*What you have to do:* Take each line containing the word "planetjedward" and copy it.

## Start Given records

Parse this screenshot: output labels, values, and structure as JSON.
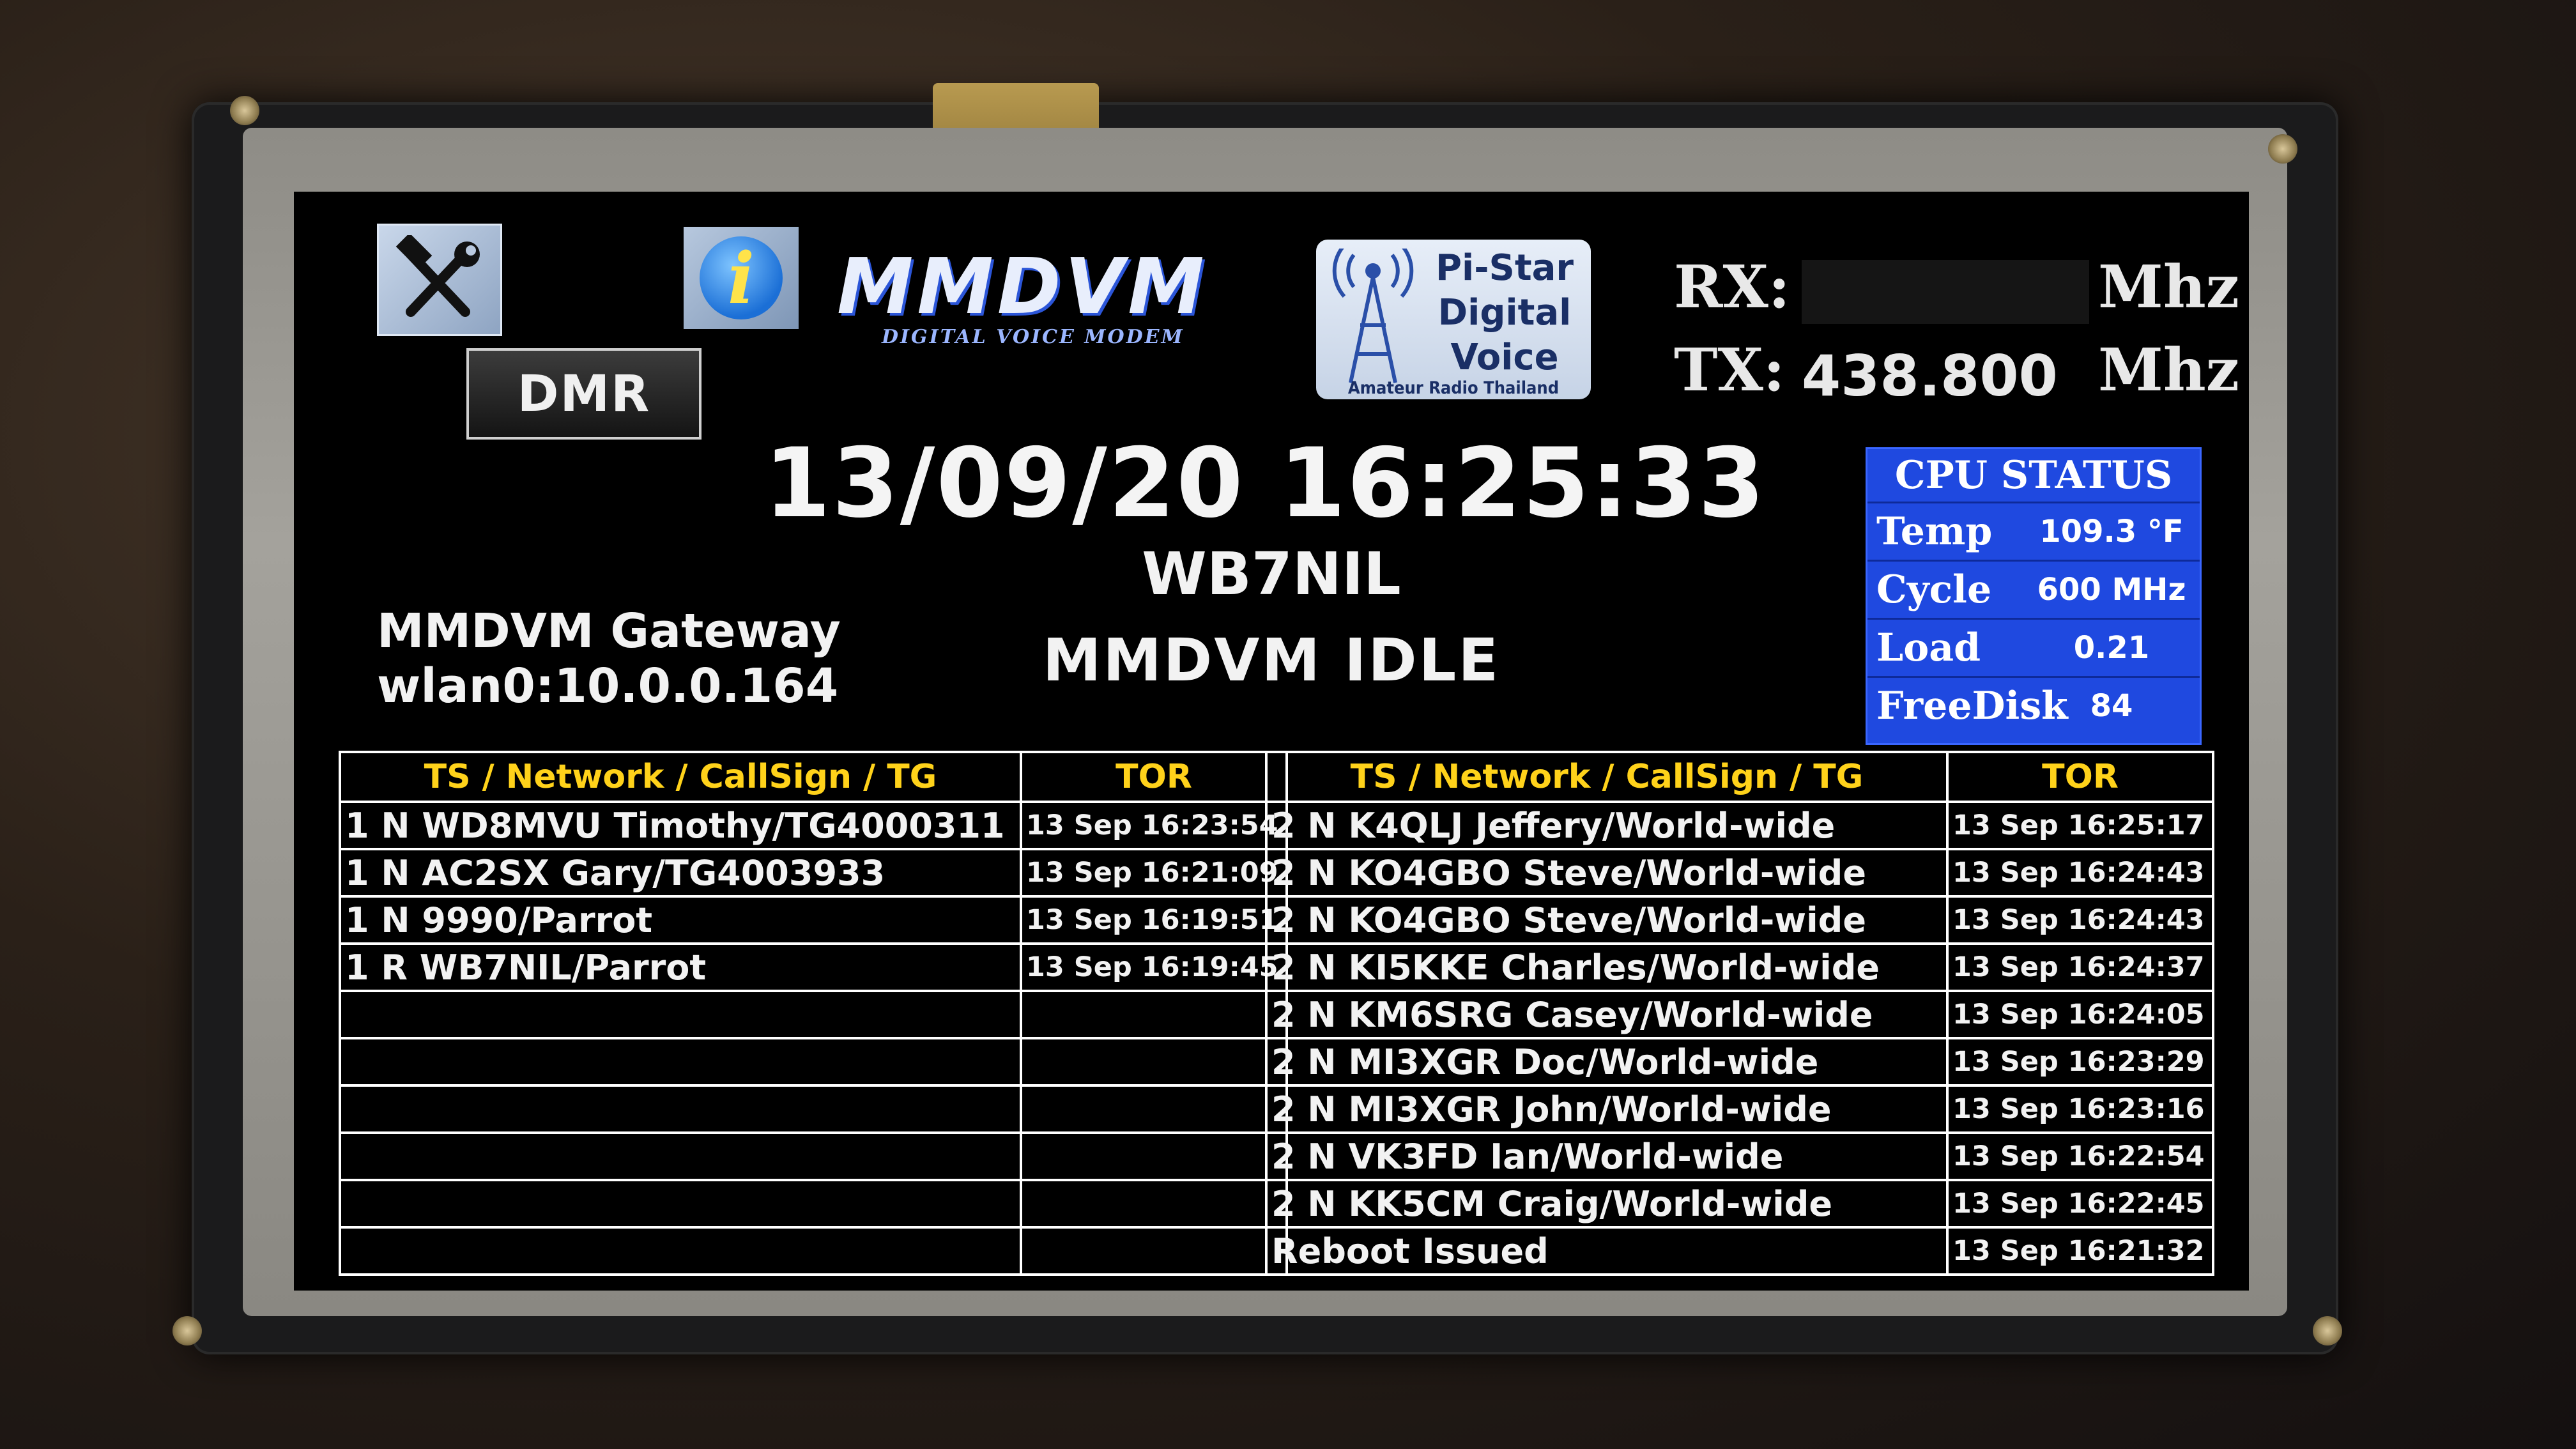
{
  "header": {
    "logo_mmdvm": "MMDVM",
    "logo_mmdvm_sub": "DIGITAL VOICE MODEM",
    "logo_dmr": "DMR",
    "pistar_lines": [
      "Pi-Star",
      "Digital",
      "Voice"
    ],
    "pistar_footer": "Amateur Radio Thailand"
  },
  "freq": {
    "rx_label": "RX:",
    "rx_value": "",
    "tx_label": "TX:",
    "tx_value": "438.800",
    "unit": "Mhz"
  },
  "status": {
    "datetime": "13/09/20 16:25:33",
    "callsign": "WB7NIL",
    "gateway_title": "MMDVM Gateway",
    "gateway_ip": "wlan0:10.0.0.164",
    "mode": "MMDVM IDLE"
  },
  "cpu": {
    "title": "CPU STATUS",
    "rows": [
      {
        "label": "Temp",
        "value": "109.3 °F"
      },
      {
        "label": "Cycle",
        "value": "600 MHz"
      },
      {
        "label": "Load",
        "value": "0.21"
      },
      {
        "label": "FreeDisk",
        "value": "84"
      }
    ]
  },
  "left_table": {
    "headers": [
      "TS / Network / CallSign / TG",
      "TOR"
    ],
    "rows": [
      [
        "1 N WD8MVU Timothy/TG4000311",
        "13 Sep 16:23:54"
      ],
      [
        "1 N AC2SX Gary/TG4003933",
        "13 Sep 16:21:09"
      ],
      [
        "1 N 9990/Parrot",
        "13 Sep 16:19:51"
      ],
      [
        "1 R WB7NIL/Parrot",
        "13 Sep 16:19:45"
      ],
      [
        "",
        ""
      ],
      [
        "",
        ""
      ],
      [
        "",
        ""
      ],
      [
        "",
        ""
      ],
      [
        "",
        ""
      ],
      [
        "",
        ""
      ]
    ]
  },
  "right_table": {
    "headers": [
      "TS / Network / CallSign / TG",
      "TOR"
    ],
    "rows": [
      [
        "2 N K4QLJ Jeffery/World-wide",
        "13 Sep 16:25:17"
      ],
      [
        "2 N KO4GBO Steve/World-wide",
        "13 Sep 16:24:43"
      ],
      [
        "2 N KO4GBO Steve/World-wide",
        "13 Sep 16:24:43"
      ],
      [
        "2 N KI5KKE Charles/World-wide",
        "13 Sep 16:24:37"
      ],
      [
        "2 N KM6SRG Casey/World-wide",
        "13 Sep 16:24:05"
      ],
      [
        "2 N MI3XGR Doc/World-wide",
        "13 Sep 16:23:29"
      ],
      [
        "2 N MI3XGR John/World-wide",
        "13 Sep 16:23:16"
      ],
      [
        "2 N VK3FD Ian/World-wide",
        "13 Sep 16:22:54"
      ],
      [
        "2 N KK5CM Craig/World-wide",
        "13 Sep 16:22:45"
      ],
      [
        "Reboot Issued",
        "13 Sep 16:21:32"
      ]
    ]
  }
}
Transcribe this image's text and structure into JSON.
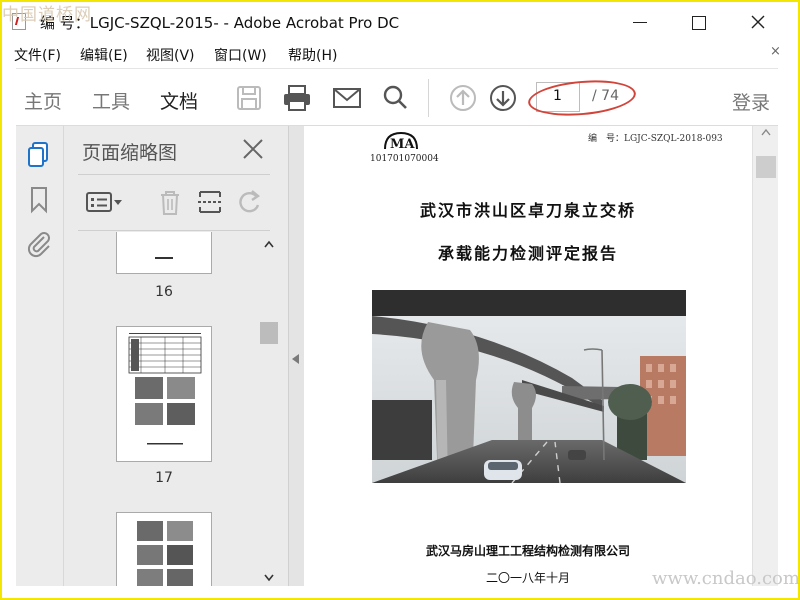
{
  "watermark": {
    "top": "中国道桥网",
    "bottom": "www.cndao.com"
  },
  "window": {
    "title": "编 号：LGJC-SZQL-2015- - Adobe Acrobat Pro DC"
  },
  "menu": {
    "items": [
      "文件(F)",
      "编辑(E)",
      "视图(V)",
      "窗口(W)",
      "帮助(H)"
    ],
    "close": "×"
  },
  "toolbar": {
    "tabs": [
      "主页",
      "工具",
      "文档"
    ],
    "page_current": "1",
    "page_total": "/ 74",
    "login": "登录",
    "icons": [
      "save-icon",
      "print-icon",
      "email-icon",
      "search-icon",
      "page-up-icon",
      "page-down-icon"
    ]
  },
  "left_rail": {
    "icons": [
      "page-thumbnails-icon",
      "bookmark-icon",
      "attachment-icon"
    ]
  },
  "thumbnails_panel": {
    "title": "页面缩略图",
    "pages": [
      {
        "number": "16"
      },
      {
        "number": "17"
      }
    ]
  },
  "document": {
    "seal": "MA",
    "seal_number": "101701070004",
    "doc_number": "编　号：LGJC-SZQL-2018-093",
    "title_line1": "武汉市洪山区卓刀泉立交桥",
    "title_line2": "承载能力检测评定报告",
    "organization": "武汉马房山理工工程结构检测有限公司",
    "date": "二〇一八年十月"
  },
  "colors": {
    "highlight_ring": "#d2443a",
    "watermark_border": "#f3e600"
  }
}
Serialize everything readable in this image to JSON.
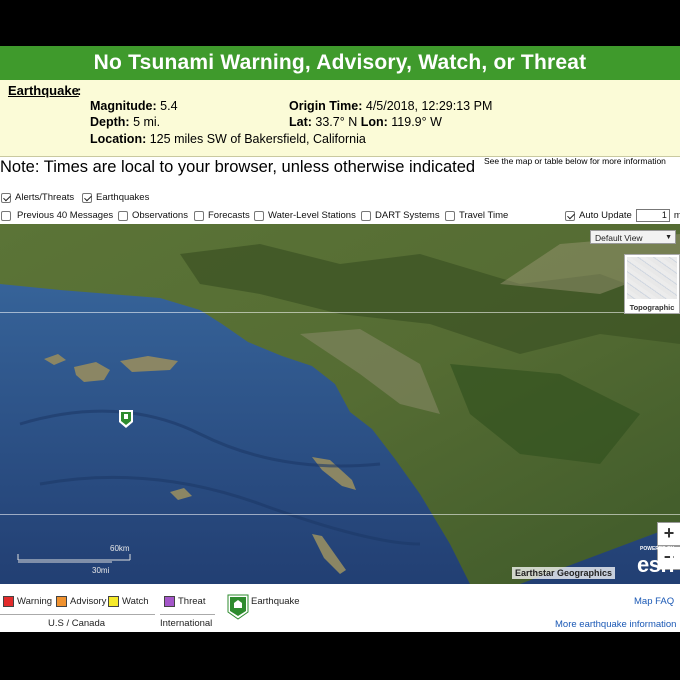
{
  "banner": {
    "title": "No Tsunami Warning, Advisory, Watch, or Threat",
    "color": "#3f9a2c"
  },
  "earthquake": {
    "label": "Earthquake",
    "magnitude_label": "Magnitude:",
    "magnitude": "5.4",
    "depth_label": "Depth:",
    "depth": "5 mi.",
    "location_label": "Location:",
    "location": "125 miles SW of Bakersfield, California",
    "origin_label": "Origin Time:",
    "origin": "4/5/2018, 12:29:13 PM",
    "lat_label": "Lat:",
    "lat": "33.7° N",
    "lon_label": "Lon:",
    "lon": "119.9° W"
  },
  "note": "Note: Times are local to your browser, unless otherwise indicated",
  "see_map": "See the map or table below for more information",
  "controls": {
    "alerts": {
      "label": "Alerts/Threats",
      "checked": true
    },
    "earthquakes": {
      "label": "Earthquakes",
      "checked": true
    },
    "previous": {
      "label": "Previous 40 Messages",
      "checked": false
    },
    "observations": {
      "label": "Observations",
      "checked": false
    },
    "forecasts": {
      "label": "Forecasts",
      "checked": false
    },
    "water_level": {
      "label": "Water-Level Stations",
      "checked": false
    },
    "dart": {
      "label": "DART Systems",
      "checked": false
    },
    "travel_time": {
      "label": "Travel Time",
      "checked": false
    },
    "auto_update": {
      "label": "Auto Update",
      "checked": true,
      "value": "1",
      "unit": "min"
    }
  },
  "map": {
    "default_view": "Default View",
    "basemap_thumb": "Topographic",
    "zoom_in": "+",
    "zoom_out": "−",
    "attribution": "Earthstar Geographics",
    "esri_powered": "POWERED BY",
    "esri": "esri",
    "scale_km": "60km",
    "scale_mi": "30mi",
    "ocean_color": "#2c5588",
    "land_color": "#4d6a2f"
  },
  "legend": {
    "warning": {
      "label": "Warning",
      "color": "#e32b2b"
    },
    "advisory": {
      "label": "Advisory",
      "color": "#f0922f"
    },
    "watch": {
      "label": "Watch",
      "color": "#f6ea2a"
    },
    "threat": {
      "label": "Threat",
      "color": "#a456c9"
    },
    "earthquake": "Earthquake",
    "us_canada": "U.S / Canada",
    "international": "International",
    "map_faq": "Map FAQ",
    "more_info": "More earthquake information"
  }
}
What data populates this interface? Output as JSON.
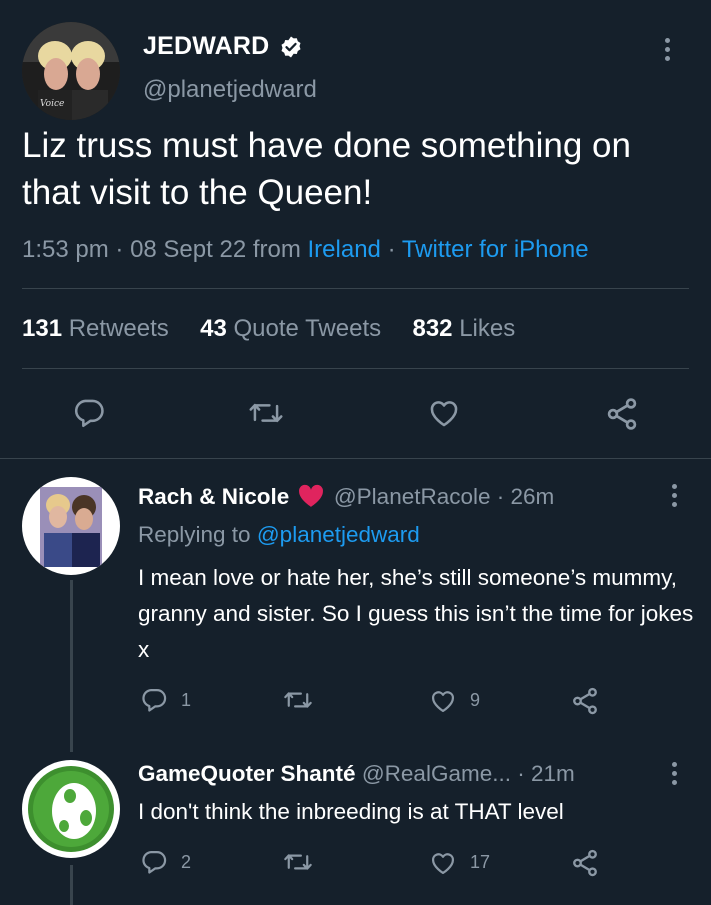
{
  "main_tweet": {
    "display_name": "JEDWARD",
    "handle": "@planetjedward",
    "text": "Liz truss must have done something on that visit to the Queen!",
    "time": "1:53 pm",
    "date": "08 Sept 22",
    "from_label": "from",
    "location": "Ireland",
    "client": "Twitter for iPhone",
    "stats": {
      "retweets_count": "131",
      "retweets_label": "Retweets",
      "quotes_count": "43",
      "quotes_label": "Quote Tweets",
      "likes_count": "832",
      "likes_label": "Likes"
    }
  },
  "replies": [
    {
      "display_name": "Rach & Nicole",
      "handle": "@PlanetRacole",
      "age": "26m",
      "replying_label": "Replying to",
      "replying_to": "@planetjedward",
      "text": "I mean love or hate her, she’s still someone’s mummy, granny and sister. So I guess this isn’t the time for jokes x",
      "reply_count": "1",
      "like_count": "9"
    },
    {
      "display_name": "GameQuoter Shanté",
      "handle": "@RealGame...",
      "age": "21m",
      "text": "I don't think the inbreeding is at THAT level",
      "reply_count": "2",
      "like_count": "17"
    }
  ],
  "icons": [
    "verified-badge-icon",
    "more-icon",
    "reply-icon",
    "retweet-icon",
    "like-icon",
    "share-icon",
    "heart-emoji-icon"
  ],
  "colors": {
    "background": "#15202b",
    "accent": "#1d9bf0",
    "muted": "#8b98a5",
    "divider": "#38444d",
    "heart": "#e0245e"
  }
}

## End Given records

*Completed task:*
    "handle": "@planetjedward",
      "replying_to": "@planetjedward",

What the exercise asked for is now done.